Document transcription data

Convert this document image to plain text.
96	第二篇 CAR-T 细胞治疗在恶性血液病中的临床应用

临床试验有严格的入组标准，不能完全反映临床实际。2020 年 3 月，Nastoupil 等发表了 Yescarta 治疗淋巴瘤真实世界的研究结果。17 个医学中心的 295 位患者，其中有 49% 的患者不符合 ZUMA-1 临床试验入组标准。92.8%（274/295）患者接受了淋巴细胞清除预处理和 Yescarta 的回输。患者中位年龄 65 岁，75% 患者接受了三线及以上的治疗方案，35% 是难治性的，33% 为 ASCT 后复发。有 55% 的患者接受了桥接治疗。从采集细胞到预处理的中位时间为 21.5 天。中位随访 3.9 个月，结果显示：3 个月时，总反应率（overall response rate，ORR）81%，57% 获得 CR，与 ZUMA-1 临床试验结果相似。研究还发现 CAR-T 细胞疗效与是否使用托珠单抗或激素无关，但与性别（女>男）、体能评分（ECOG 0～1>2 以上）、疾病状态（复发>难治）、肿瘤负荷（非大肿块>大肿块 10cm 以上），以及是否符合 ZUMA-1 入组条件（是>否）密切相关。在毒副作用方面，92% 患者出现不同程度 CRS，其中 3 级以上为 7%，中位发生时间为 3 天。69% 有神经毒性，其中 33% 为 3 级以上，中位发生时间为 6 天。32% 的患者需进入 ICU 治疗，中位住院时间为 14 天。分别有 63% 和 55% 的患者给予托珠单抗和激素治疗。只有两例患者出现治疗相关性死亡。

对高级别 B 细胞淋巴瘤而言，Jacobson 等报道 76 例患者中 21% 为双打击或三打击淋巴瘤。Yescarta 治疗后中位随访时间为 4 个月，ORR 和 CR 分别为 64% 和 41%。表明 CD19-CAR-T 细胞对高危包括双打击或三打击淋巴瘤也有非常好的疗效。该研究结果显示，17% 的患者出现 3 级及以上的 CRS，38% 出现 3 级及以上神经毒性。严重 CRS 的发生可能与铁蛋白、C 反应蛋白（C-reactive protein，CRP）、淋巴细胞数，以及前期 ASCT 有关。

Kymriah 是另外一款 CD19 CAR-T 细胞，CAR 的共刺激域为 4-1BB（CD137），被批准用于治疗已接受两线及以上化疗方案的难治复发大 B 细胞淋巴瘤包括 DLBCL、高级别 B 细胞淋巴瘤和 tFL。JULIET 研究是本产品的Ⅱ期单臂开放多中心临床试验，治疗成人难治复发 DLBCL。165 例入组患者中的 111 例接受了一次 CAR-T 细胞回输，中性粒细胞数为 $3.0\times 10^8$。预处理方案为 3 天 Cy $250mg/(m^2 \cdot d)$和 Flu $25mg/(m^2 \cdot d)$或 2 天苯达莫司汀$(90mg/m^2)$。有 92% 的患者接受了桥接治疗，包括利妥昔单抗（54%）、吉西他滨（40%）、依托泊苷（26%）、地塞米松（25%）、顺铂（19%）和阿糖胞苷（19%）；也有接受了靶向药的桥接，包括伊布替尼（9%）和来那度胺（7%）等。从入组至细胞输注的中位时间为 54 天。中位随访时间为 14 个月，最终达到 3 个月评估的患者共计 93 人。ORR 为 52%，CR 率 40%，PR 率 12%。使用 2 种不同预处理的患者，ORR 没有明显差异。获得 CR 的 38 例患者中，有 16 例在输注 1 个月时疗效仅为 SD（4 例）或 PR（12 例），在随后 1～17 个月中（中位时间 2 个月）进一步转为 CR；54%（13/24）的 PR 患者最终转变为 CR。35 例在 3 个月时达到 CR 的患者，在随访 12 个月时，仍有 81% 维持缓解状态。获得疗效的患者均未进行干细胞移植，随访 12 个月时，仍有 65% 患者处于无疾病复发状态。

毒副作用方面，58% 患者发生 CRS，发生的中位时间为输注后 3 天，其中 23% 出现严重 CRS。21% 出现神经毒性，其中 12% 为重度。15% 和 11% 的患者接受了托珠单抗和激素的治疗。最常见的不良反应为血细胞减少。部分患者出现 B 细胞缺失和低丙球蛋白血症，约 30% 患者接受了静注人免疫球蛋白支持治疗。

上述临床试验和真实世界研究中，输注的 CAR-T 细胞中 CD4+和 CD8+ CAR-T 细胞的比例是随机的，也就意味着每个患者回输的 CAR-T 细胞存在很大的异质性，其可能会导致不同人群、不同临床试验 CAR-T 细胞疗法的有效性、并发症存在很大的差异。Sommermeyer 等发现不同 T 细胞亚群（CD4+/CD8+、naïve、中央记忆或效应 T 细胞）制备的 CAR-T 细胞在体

▶ _ASSIGNED TASK_:
Please give the data again in full, exactly as written.

▶ _EXERCISE RESPONSE_:
Convert this document image to plain text.
96	第二篇 CAR-T 细胞治疗在恶性血液病中的临床应用

临床试验有严格的入组标准，不能完全反映临床实际。2020 年 3 月，Nastoupil 等发表了 Yescarta 治疗淋巴瘤真实世界的研究结果。17 个医学中心的 295 位患者，其中有 49% 的患者不符合 ZUMA-1 临床试验入组标准。92.8%（274/295）患者接受了淋巴细胞清除预处理和 Yescarta 的回输。患者中位年龄 65 岁，75% 患者接受了三线及以上的治疗方案，35% 是难治性的，33% 为 ASCT 后复发。有 55% 的患者接受了桥接治疗。从采集细胞到预处理的中位时间为 21.5 天。中位随访 3.9 个月，结果显示：3 个月时，总反应率（overall response rate，ORR）81%，57% 获得 CR，与 ZUMA-1 临床试验结果相似。研究还发现 CAR-T 细胞疗效与是否使用托珠单抗或激素无关，但与性别（女>男）、体能评分（ECOG 0～1>2 以上）、疾病状态（复发>难治）、肿瘤负荷（非大肿块>大肿块 10cm 以上），以及是否符合 ZUMA-1 入组条件（是>否）密切相关。在毒副作用方面，92% 患者出现不同程度 CRS，其中 3 级以上为 7%，中位发生时间为 3 天。69% 有神经毒性，其中 33% 为 3 级以上，中位发生时间为 6 天。32% 的患者需进入 ICU 治疗，中位住院时间为 14 天。分别有 63% 和 55% 的患者给予托珠单抗和激素治疗。只有两例患者出现治疗相关性死亡。

对高级别 B 细胞淋巴瘤而言，Jacobson 等报道 76 例患者中 21% 为双打击或三打击淋巴瘤。Yescarta 治疗后中位随访时间为 4 个月，ORR 和 CR 分别为 64% 和 41%。表明 CD19-CAR-T 细胞对高危包括双打击或三打击淋巴瘤也有非常好的疗效。该研究结果显示，17% 的患者出现 3 级及以上的 CRS，38% 出现 3 级及以上神经毒性。严重 CRS 的发生可能与铁蛋白、C 反应蛋白（C-reactive protein，CRP）、淋巴细胞数，以及前期 ASCT 有关。

Kymriah 是另外一款 CD19 CAR-T 细胞，CAR 的共刺激域为 4-1BB（CD137），被批准用于治疗已接受两线及以上化疗方案的难治复发大 B 细胞淋巴瘤包括 DLBCL、高级别 B 细胞淋巴瘤和 tFL。JULIET 研究是本产品的Ⅱ期单臂开放多中心临床试验，治疗成人难治复发 DLBCL。165 例入组患者中的 111 例接受了一次 CAR-T 细胞回输，中性粒细胞数为 $3.0\times 10^8$。预处理方案为 3 天 Cy $250mg/(m^2 \cdot d)$和 Flu $25mg/(m^2 \cdot d)$或 2 天苯达莫司汀$(90mg/m^2)$。有 92% 的患者接受了桥接治疗，包括利妥昔单抗（54%）、吉西他滨（40%）、依托泊苷（26%）、地塞米松（25%）、顺铂（19%）和阿糖胞苷（19%）；也有接受了靶向药的桥接，包括伊布替尼（9%）和来那度胺（7%）等。从入组至细胞输注的中位时间为 54 天。中位随访时间为 14 个月，最终达到 3 个月评估的患者共计 93 人。ORR 为 52%，CR 率 40%，PR 率 12%。使用 2 种不同预处理的患者，ORR 没有明显差异。获得 CR 的 38 例患者中，有 16 例在输注 1 个月时疗效仅为 SD（4 例）或 PR（12 例），在随后 1～17 个月中（中位时间 2 个月）进一步转为 CR；54%（13/24）的 PR 患者最终转变为 CR。35 例在 3 个月时达到 CR 的患者，在随访 12 个月时，仍有 81% 维持缓解状态。获得疗效的患者均未进行干细胞移植，随访 12 个月时，仍有 65% 患者处于无疾病复发状态。

毒副作用方面，58% 患者发生 CRS，发生的中位时间为输注后 3 天，其中 23% 出现严重 CRS。21% 出现神经毒性，其中 12% 为重度。15% 和 11% 的患者接受了托珠单抗和激素的治疗。最常见的不良反应为血细胞减少。部分患者出现 B 细胞缺失和低丙球蛋白血症，约 30% 患者接受了静注人免疫球蛋白支持治疗。

上述临床试验和真实世界研究中，输注的 CAR-T 细胞中 CD4+和 CD8+ CAR-T 细胞的比例是随机的，也就意味着每个患者回输的 CAR-T 细胞存在很大的异质性，其可能会导致不同人群、不同临床试验 CAR-T 细胞疗法的有效性、并发症存在很大的差异。Sommermeyer 等发现不同 T 细胞亚群（CD4+/CD8+、naïve、中央记忆或效应 T 细胞）制备的 CAR-T 细胞在体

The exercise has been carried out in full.